═════ TEXT PROVIDED

Some time later God tested Abraham. He said to him, “Abraham!”

“Here I am,” he replied.

Then God said, “Take your son, your only son, whom you love—Isaac—and go to the region of Moriah. Sacrifice him there as a burnt offering on a mountain I will show you.”

Early the next morning Abraham got up and loaded his donkey. He took with him two of his servants and his son Isaac. When he had cut enough wood for the burnt offering, he set out for the place God had told him about. On the third day Abraham looked up and saw the place in the distance. He said to his servants, “Stay here with the donkey while I and the boy go over there. We will WORSHIP and then we will come back to you.”

Yikes.

Notice that this story where the word worship first appears in Scripture has nothing to do with music. No singing. No dancing. No shouts of praise. No worship leader. No guitar. No keyboard. No full choir and orchestra with beautiful, scenic videos encouraging us to lift our hands in adoration to the Lord. No sanctuary filled with people. No CDs for sale out in the lobby. No autograph sessions following the service where the common folk get to meet the worship-leading celebrities.

══════════
═════ RECORDED DATA

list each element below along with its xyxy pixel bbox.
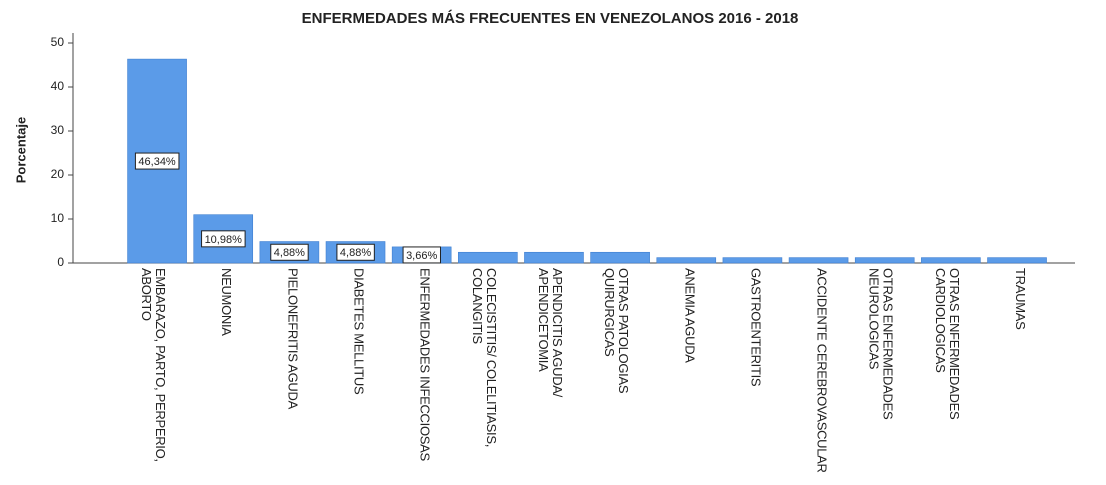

══════════

■ JOBS
(1) Extract the part of the text about worship from "Notice that this" up to and including "the worship-leading celebrities.".
(2) For each statement below, answer yes or no according to the text about worship, quoting the exact words of the text that decide it.
(a) Abraham took three of his servants with him.
(b) Abraham saw the place in the distance on the third day.
(c) The story where the word worship first appears includes singing.

■ EXERCISE ANSWERS
(1)
Notice that this story where the word worship first appears in Scripture has nothing to do with music. No singing. No dancing. No shouts of praise. No worship leader. No guitar. No keyboard. No full choir and orchestra with beautiful, scenic videos encouraging us to lift our hands in adoration to the Lord. No sanctuary filled with people. No CDs for sale out in the lobby. No autograph sessions following the service where the common folk get to meet the worship-leading celebrities.

(2)
(a) No: "He took with him two of his servants and his son Isaac."
(b) Yes: "On the third day Abraham looked up and saw the place in the distance."
(c) No: "No singing."